Items from a data source:
━━━

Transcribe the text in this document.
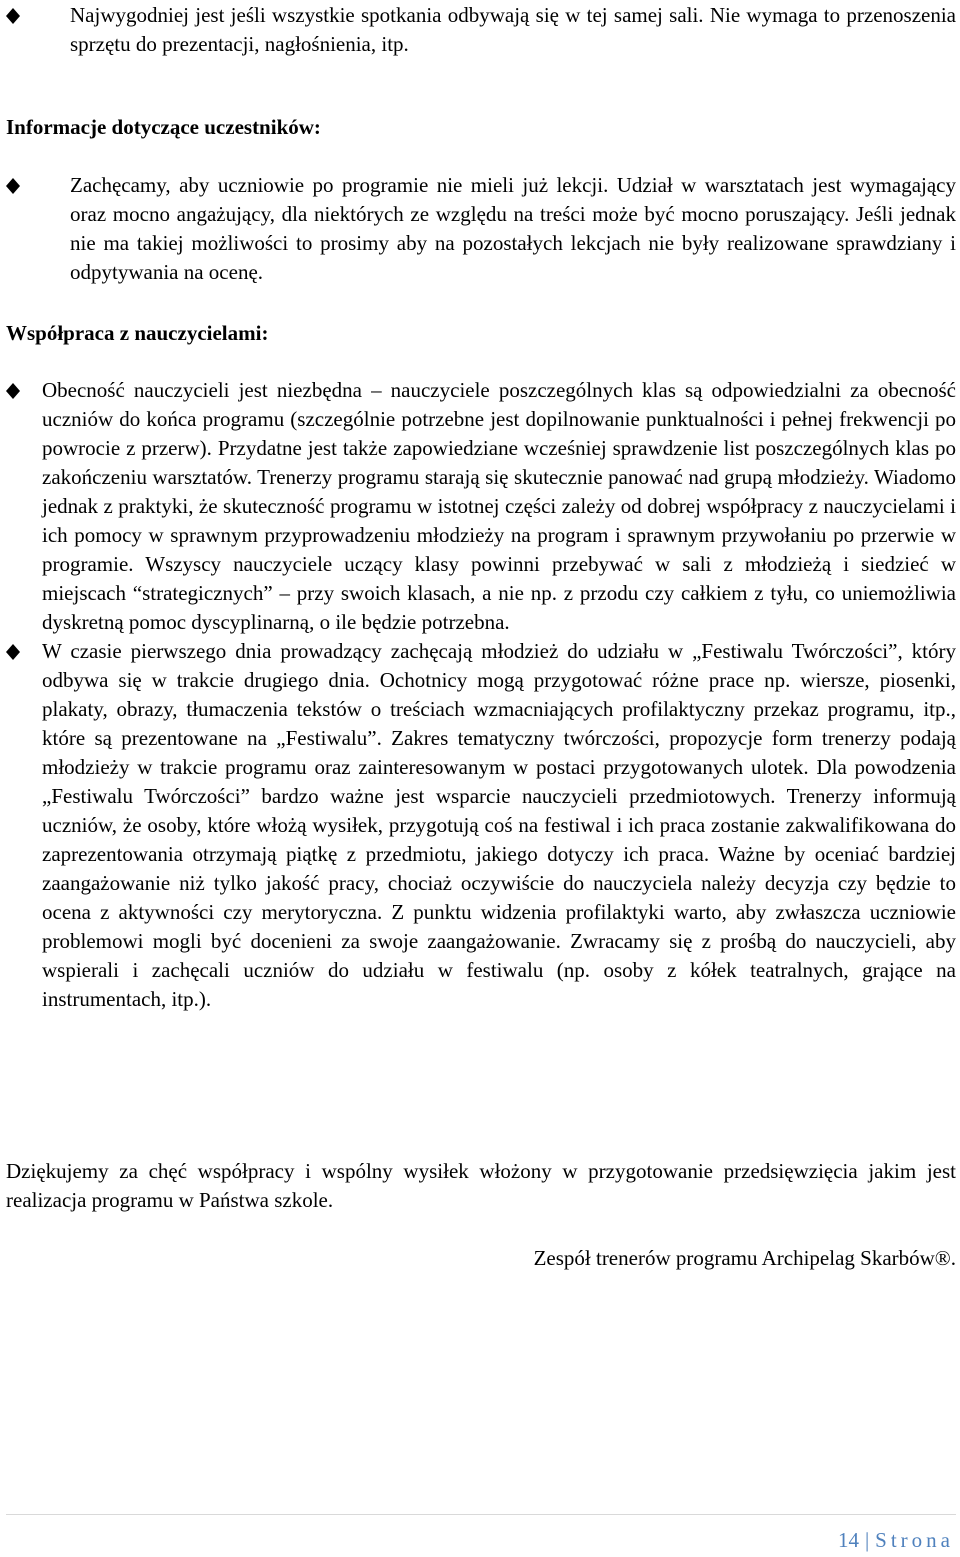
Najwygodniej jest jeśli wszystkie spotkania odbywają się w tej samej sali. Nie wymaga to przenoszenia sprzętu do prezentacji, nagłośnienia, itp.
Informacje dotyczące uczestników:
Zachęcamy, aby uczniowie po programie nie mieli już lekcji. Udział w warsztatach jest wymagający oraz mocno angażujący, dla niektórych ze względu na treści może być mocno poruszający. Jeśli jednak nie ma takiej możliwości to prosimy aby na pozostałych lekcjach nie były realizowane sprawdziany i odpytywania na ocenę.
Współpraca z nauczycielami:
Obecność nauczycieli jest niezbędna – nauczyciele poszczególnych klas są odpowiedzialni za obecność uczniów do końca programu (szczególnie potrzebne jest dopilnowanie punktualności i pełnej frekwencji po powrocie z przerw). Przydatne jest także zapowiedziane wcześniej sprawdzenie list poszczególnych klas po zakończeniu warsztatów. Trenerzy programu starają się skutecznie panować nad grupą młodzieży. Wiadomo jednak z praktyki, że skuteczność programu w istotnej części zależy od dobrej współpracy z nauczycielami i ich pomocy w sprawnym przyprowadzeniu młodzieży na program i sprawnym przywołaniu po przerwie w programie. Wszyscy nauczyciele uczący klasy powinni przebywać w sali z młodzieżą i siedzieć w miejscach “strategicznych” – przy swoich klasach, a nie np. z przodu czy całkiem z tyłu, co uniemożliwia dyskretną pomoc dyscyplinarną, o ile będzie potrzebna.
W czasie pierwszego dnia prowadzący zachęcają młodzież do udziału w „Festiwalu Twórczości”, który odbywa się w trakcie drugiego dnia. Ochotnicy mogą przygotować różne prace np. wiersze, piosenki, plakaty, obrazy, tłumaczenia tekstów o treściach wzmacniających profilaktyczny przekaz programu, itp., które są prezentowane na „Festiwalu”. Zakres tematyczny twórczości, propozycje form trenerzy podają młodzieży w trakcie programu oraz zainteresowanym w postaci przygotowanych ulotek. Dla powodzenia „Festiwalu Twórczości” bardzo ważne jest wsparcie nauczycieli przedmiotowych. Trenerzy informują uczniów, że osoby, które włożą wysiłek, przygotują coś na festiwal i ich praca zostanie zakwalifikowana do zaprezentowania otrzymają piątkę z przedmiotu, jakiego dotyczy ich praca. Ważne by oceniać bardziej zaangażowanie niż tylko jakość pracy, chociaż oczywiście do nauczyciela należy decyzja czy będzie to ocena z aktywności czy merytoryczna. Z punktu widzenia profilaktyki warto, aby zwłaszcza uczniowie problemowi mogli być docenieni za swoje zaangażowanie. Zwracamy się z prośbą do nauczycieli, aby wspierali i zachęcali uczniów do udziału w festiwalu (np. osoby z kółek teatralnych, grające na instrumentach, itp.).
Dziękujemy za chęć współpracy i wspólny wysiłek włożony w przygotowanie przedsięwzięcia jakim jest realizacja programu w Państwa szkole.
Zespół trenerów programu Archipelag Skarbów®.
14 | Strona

━━━

Filter the entries and copy out every line with the word "jednak".

Zachęcamy, aby uczniowie po programie nie mieli już lekcji. Udział w warsztatach jest wymagający oraz mocno angażujący, dla niektórych ze względu na treści może być mocno poruszający. Jeśli jednak nie ma takiej możliwości to prosimy aby na pozostałych lekcjach nie były realizowane sprawdziany i odpytywania na ocenę.
Obecność nauczycieli jest niezbędna – nauczyciele poszczególnych klas są odpowiedzialni za obecność uczniów do końca programu (szczególnie potrzebne jest dopilnowanie punktualności i pełnej frekwencji po powrocie z przerw). Przydatne jest także zapowiedziane wcześniej sprawdzenie list poszczególnych klas po zakończeniu warsztatów. Trenerzy programu starają się skutecznie panować nad grupą młodzieży. Wiadomo jednak z praktyki, że skuteczność programu w istotnej części zależy od dobrej współpracy z nauczycielami i ich pomocy w sprawnym przyprowadzeniu młodzieży na program i sprawnym przywołaniu po przerwie w programie. Wszyscy nauczyciele uczący klasy powinni przebywać w sali z młodzieżą i siedzieć w miejscach “strategicznych” – przy swoich klasach, a nie np. z przodu czy całkiem z tyłu, co uniemożliwia dyskretną pomoc dyscyplinarną, o ile będzie potrzebna.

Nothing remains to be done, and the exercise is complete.